**Required work**:
Make an exact copy of all the material below, apart from the pictures.

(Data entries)
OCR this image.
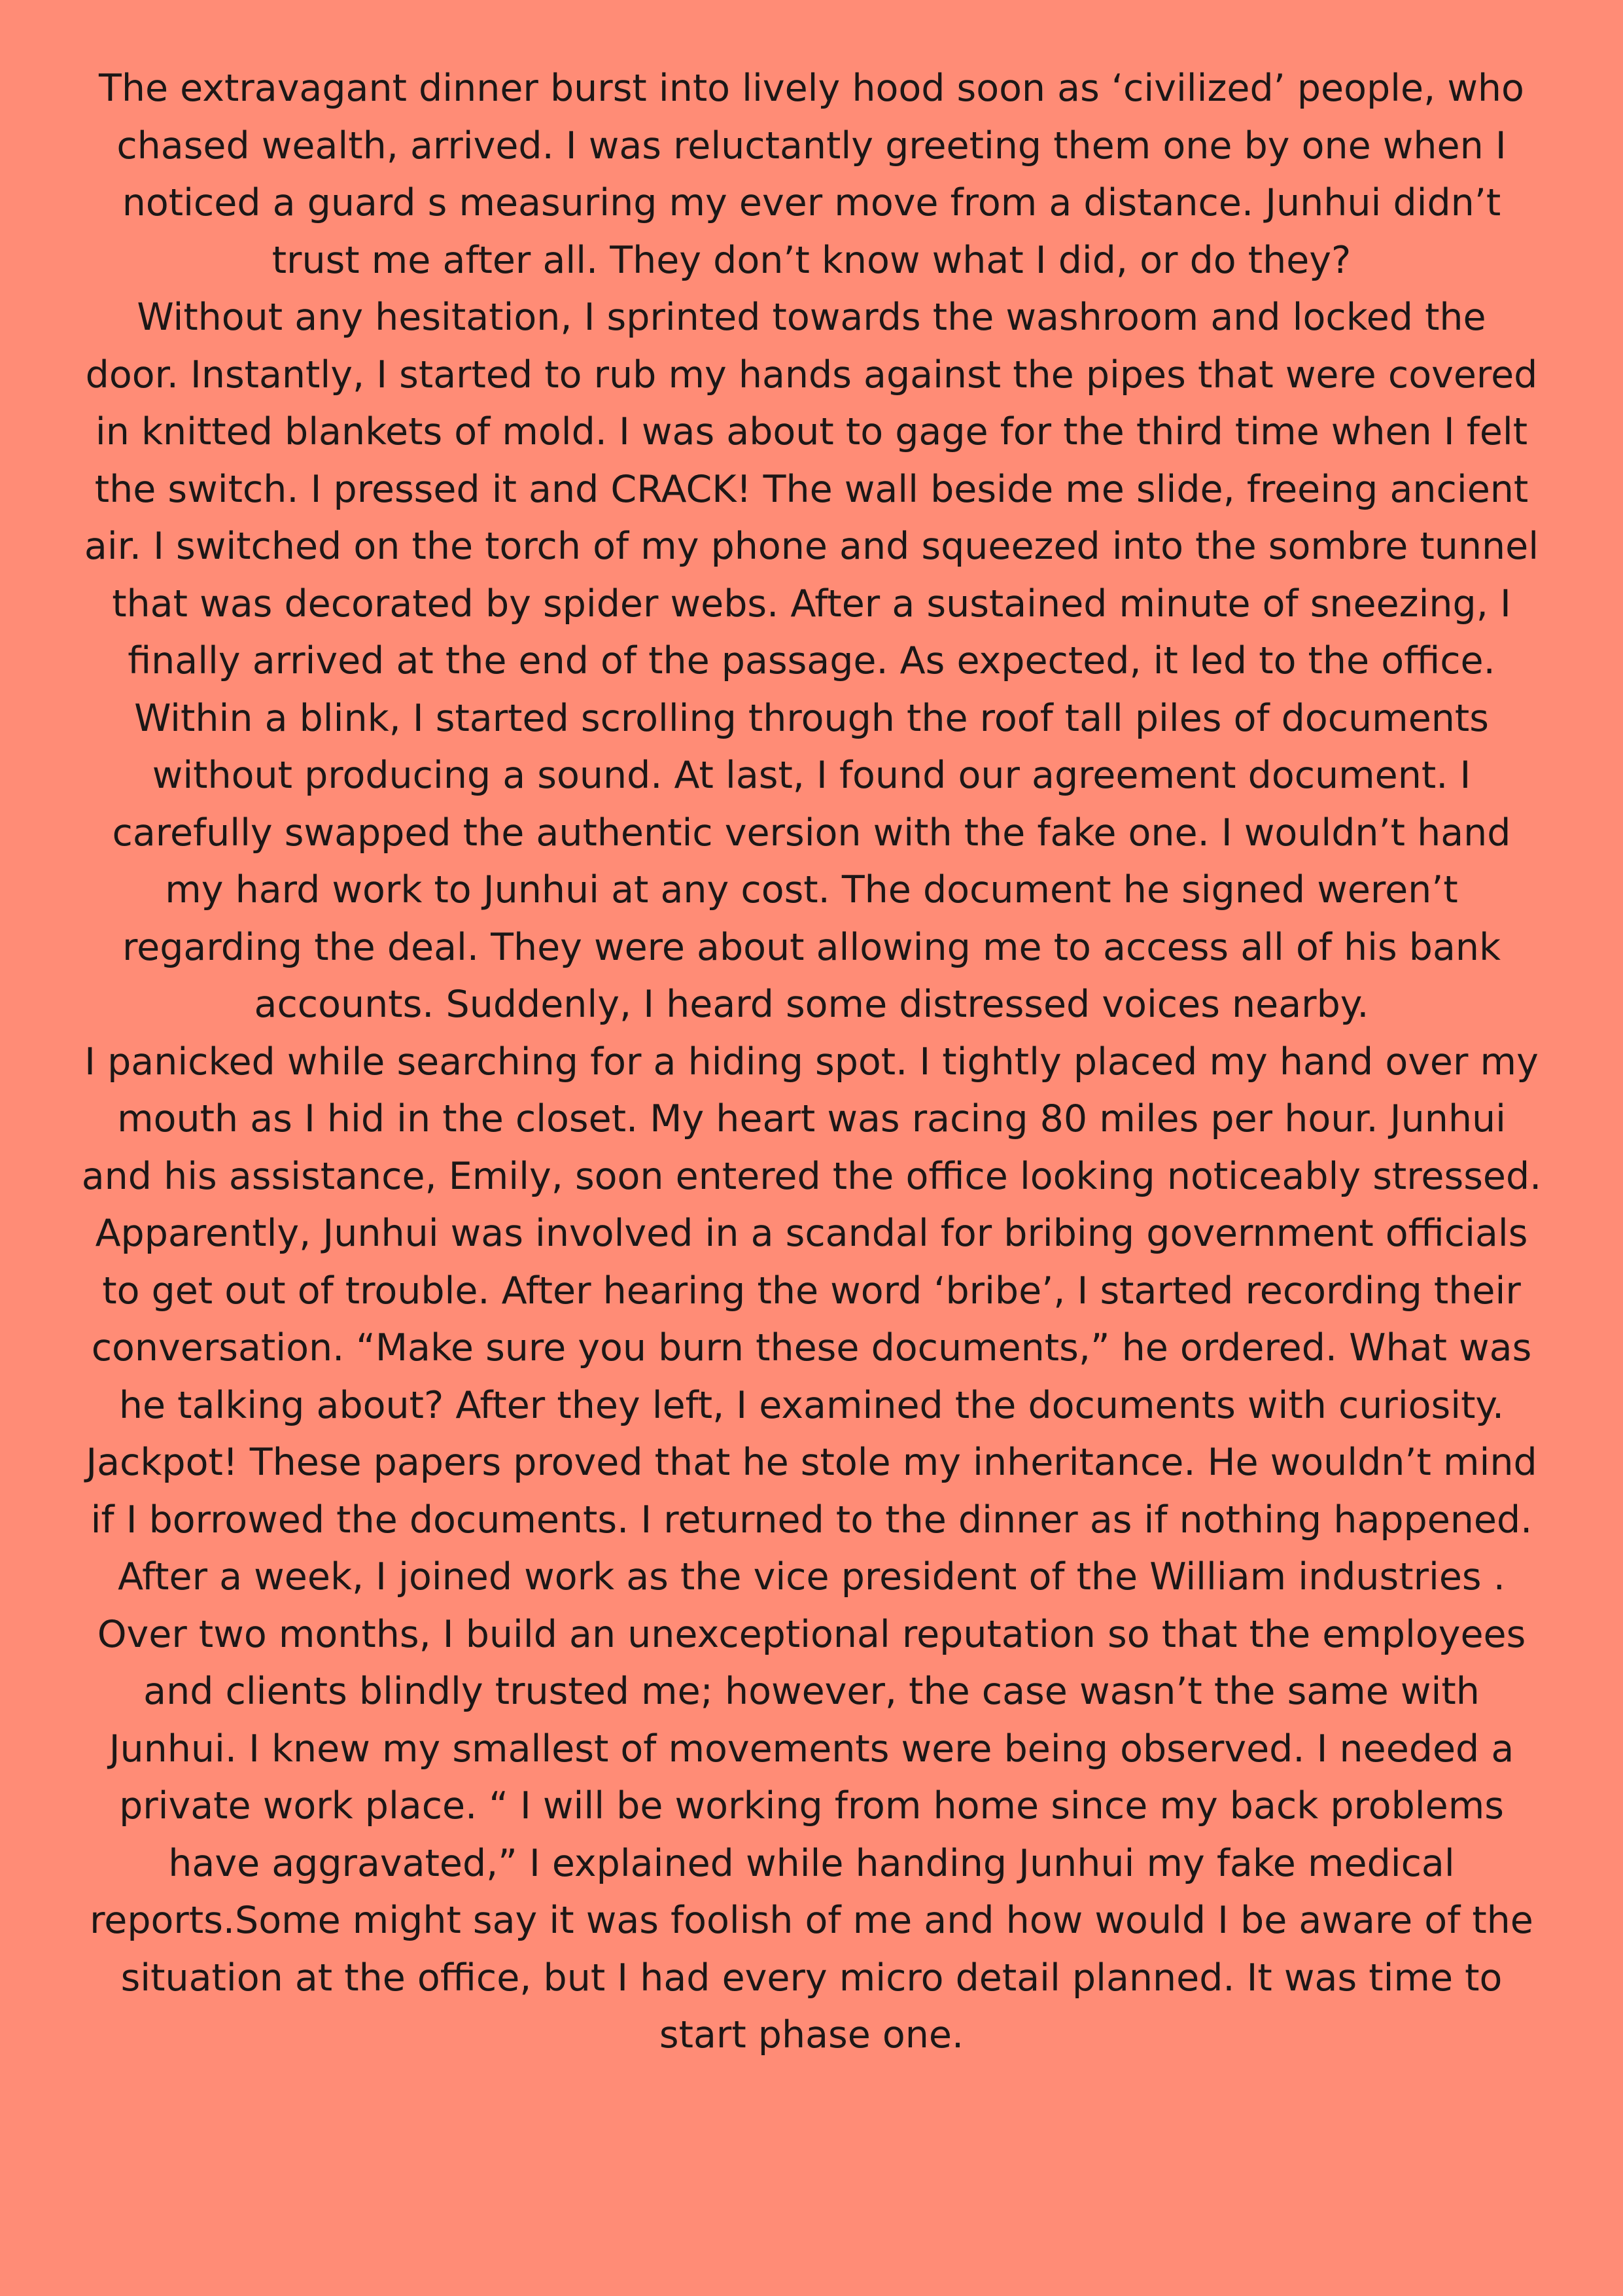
The extravagant dinner burst into lively hood soon as ‘civilized’ people, who
chased wealth, arrived. I was reluctantly greeting them one by one when I
noticed a guard s measuring my ever move from a distance. Junhui didn’t
trust me after all. They don’t know what I did, or do they?
Without any hesitation, I sprinted towards the washroom and locked the
door. Instantly, I started to rub my hands against the pipes that were covered
in knitted blankets of mold. I was about to gage for the third time when I felt
the switch. I pressed it and CRACK! The wall beside me slide, freeing ancient
air. I switched on the torch of my phone and squeezed into the sombre tunnel
that was decorated by spider webs. After a sustained minute of sneezing, I
finally arrived at the end of the passage. As expected, it led to the office.
Within a blink, I started scrolling through the roof tall piles of documents
without producing a sound. At last, I found our agreement document. I
carefully swapped the authentic version with the fake one. I wouldn’t hand
my hard work to Junhui at any cost. The document he signed weren’t
regarding the deal. They were about allowing me to access all of his bank
accounts. Suddenly, I heard some distressed voices nearby.
I panicked while searching for a hiding spot. I tightly placed my hand over my
mouth as I hid in the closet. My heart was racing 80 miles per hour. Junhui
and his assistance, Emily, soon entered the office looking noticeably stressed.
Apparently, Junhui was involved in a scandal for bribing government officials
to get out of trouble. After hearing the word ‘bribe’, I started recording their
conversation. “Make sure you burn these documents,” he ordered. What was
he talking about? After they left, I examined the documents with curiosity.
Jackpot! These papers proved that he stole my inheritance. He wouldn’t mind
if I borrowed the documents. I returned to the dinner as if nothing happened.
After a week, I joined work as the vice president of the William industries .
Over two months, I build an unexceptional reputation so that the employees
and clients blindly trusted me; however, the case wasn’t the same with
Junhui. I knew my smallest of movements were being observed. I needed a
private work place. “ I will be working from home since my back problems
have aggravated,” I explained while handing Junhui my fake medical
reports.Some might say it was foolish of me and how would I be aware of the
situation at the office, but I had every micro detail planned. It was time to
start phase one.
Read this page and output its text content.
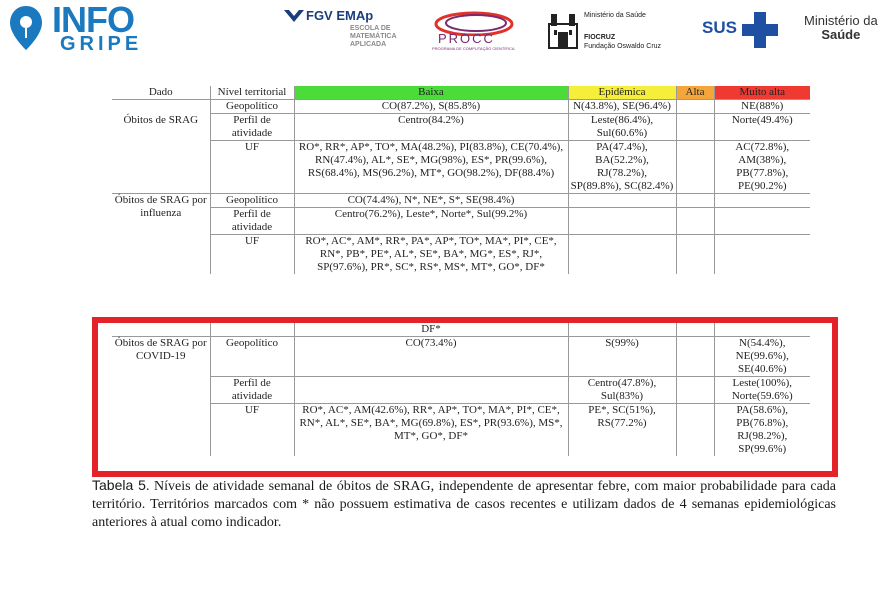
INFO
GRIPE
FGV EMAp
ESCOLA DE
MATEMÁTICA
APLICADA	PROCC
PROGRAMA DE COMPUTAÇÃO CIENTÍFICA
Ministério da Saúde
FIOCRUZ
Fundação Oswaldo Cruz
SUS	Ministério da
Saúde
Dado	Nível territorial	Baixa	Epidêmica	Alta	Muito alta
Óbitos de SRAG	Geopolítico	CO(87.2%), S(85.8%)	N(43.8%), SE(96.4%)		NE(88%)
	Perfil de atividade	Centro(84.2%)	Leste(86.4%), Sul(60.6%)		Norte(49.4%)
	UF	RO*, RR*, AP*, TO*, MA(48.2%), PI(83.8%), CE(70.4%), RN(47.4%), AL*, SE*, MG(98%), ES*, PR(99.6%), RS(68.4%), MS(96.2%), MT*, GO(98.2%), DF(88.4%)	PA(47.4%), BA(52.2%), RJ(78.2%), SP(89.8%), SC(82.4%)		AC(72.8%), AM(38%), PB(77.8%), PE(90.2%)
Óbitos de SRAG por influenza	Geopolítico	CO(74.4%), N*, NE*, S*, SE(98.4%)			
	Perfil de atividade	Centro(76.2%), Leste*, Norte*, Sul(99.2%)			
	UF	RO*, AC*, AM*, RR*, PA*, AP*, TO*, MA*, PI*, CE*, RN*, PB*, PE*, AL*, SE*, BA*, MG*, ES*, RJ*, SP(97.6%), PR*, SC*, RS*, MS*, MT*, GO*, DF*			
		DF*			
Óbitos de SRAG por COVID-19	Geopolítico	CO(73.4%)	S(99%)		N(54.4%), NE(99.6%), SE(40.6%)
	Perfil de atividade		Centro(47.8%), Sul(83%)		Leste(100%), Norte(59.6%)
	UF	RO*, AC*, AM(42.6%), RR*, AP*, TO*, MA*, PI*, CE*, RN*, AL*, SE*, BA*, MG(69.8%), ES*, PR(93.6%), MS*, MT*, GO*, DF*	PE*, SC(51%), RS(77.2%)		PA(58.6%), PB(76.8%), RJ(98.2%), SP(99.6%)
Tabela 5. Níveis de atividade semanal de óbitos de SRAG, independente de apresentar febre, com maior probabilidade para cada território. Territórios marcados com * não possuem estimativa de casos recentes e utilizam dados de 4 semanas epidemiológicas anteriores à atual como indicador.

**Result for this task**:
OCR this image.
The extravagant dinner burst into lively hood soon as ‘civilized’ people, who
chased wealth, arrived. I was reluctantly greeting them one by one when I
noticed a guard s measuring my ever move from a distance. Junhui didn’t
trust me after all. They don’t know what I did, or do they?
Without any hesitation, I sprinted towards the washroom and locked the
door. Instantly, I started to rub my hands against the pipes that were covered
in knitted blankets of mold. I was about to gage for the third time when I felt
the switch. I pressed it and CRACK! The wall beside me slide, freeing ancient
air. I switched on the torch of my phone and squeezed into the sombre tunnel
that was decorated by spider webs. After a sustained minute of sneezing, I
finally arrived at the end of the passage. As expected, it led to the office.
Within a blink, I started scrolling through the roof tall piles of documents
without producing a sound. At last, I found our agreement document. I
carefully swapped the authentic version with the fake one. I wouldn’t hand
my hard work to Junhui at any cost. The document he signed weren’t
regarding the deal. They were about allowing me to access all of his bank
accounts. Suddenly, I heard some distressed voices nearby.
I panicked while searching for a hiding spot. I tightly placed my hand over my
mouth as I hid in the closet. My heart was racing 80 miles per hour. Junhui
and his assistance, Emily, soon entered the office looking noticeably stressed.
Apparently, Junhui was involved in a scandal for bribing government officials
to get out of trouble. After hearing the word ‘bribe’, I started recording their
conversation. “Make sure you burn these documents,” he ordered. What was
he talking about? After they left, I examined the documents with curiosity.
Jackpot! These papers proved that he stole my inheritance. He wouldn’t mind
if I borrowed the documents. I returned to the dinner as if nothing happened.
After a week, I joined work as the vice president of the William industries .
Over two months, I build an unexceptional reputation so that the employees
and clients blindly trusted me; however, the case wasn’t the same with
Junhui. I knew my smallest of movements were being observed. I needed a
private work place. “ I will be working from home since my back problems
have aggravated,” I explained while handing Junhui my fake medical
reports.Some might say it was foolish of me and how would I be aware of the
situation at the office, but I had every micro detail planned. It was time to
start phase one.
Read this page and output its text content.
INFO
GRIPE
FGV EMAp
ESCOLA DE
MATEMÁTICA
APLICADA	PROCC
PROGRAMA DE COMPUTAÇÃO CIENTÍFICA
Ministério da Saúde
FIOCRUZ
Fundação Oswaldo Cruz
SUS	Ministério da
Saúde
Dado	Nível territorial	Baixa	Epidêmica	Alta	Muito alta
Óbitos de SRAG	Geopolítico	CO(87.2%), S(85.8%)	N(43.8%), SE(96.4%)		NE(88%)
	Perfil de atividade	Centro(84.2%)	Leste(86.4%), Sul(60.6%)		Norte(49.4%)
	UF	RO*, RR*, AP*, TO*, MA(48.2%), PI(83.8%), CE(70.4%), RN(47.4%), AL*, SE*, MG(98%), ES*, PR(99.6%), RS(68.4%), MS(96.2%), MT*, GO(98.2%), DF(88.4%)	PA(47.4%), BA(52.2%), RJ(78.2%), SP(89.8%), SC(82.4%)		AC(72.8%), AM(38%), PB(77.8%), PE(90.2%)
Óbitos de SRAG por influenza	Geopolítico	CO(74.4%), N*, NE*, S*, SE(98.4%)			
	Perfil de atividade	Centro(76.2%), Leste*, Norte*, Sul(99.2%)			
	UF	RO*, AC*, AM*, RR*, PA*, AP*, TO*, MA*, PI*, CE*, RN*, PB*, PE*, AL*, SE*, BA*, MG*, ES*, RJ*, SP(97.6%), PR*, SC*, RS*, MS*, MT*, GO*, DF*			
		DF*			
Óbitos de SRAG por COVID-19	Geopolítico	CO(73.4%)	S(99%)		N(54.4%), NE(99.6%), SE(40.6%)
	Perfil de atividade		Centro(47.8%), Sul(83%)		Leste(100%), Norte(59.6%)
	UF	RO*, AC*, AM(42.6%), RR*, AP*, TO*, MA*, PI*, CE*, RN*, AL*, SE*, BA*, MG(69.8%), ES*, PR(93.6%), MS*, MT*, GO*, DF*	PE*, SC(51%), RS(77.2%)		PA(58.6%), PB(76.8%), RJ(98.2%), SP(99.6%)
Tabela 5. Níveis de atividade semanal de óbitos de SRAG, independente de apresentar febre, com maior probabilidade para cada território. Territórios marcados com * não possuem estimativa de casos recentes e utilizam dados de 4 semanas epidemiológicas anteriores à atual como indicador.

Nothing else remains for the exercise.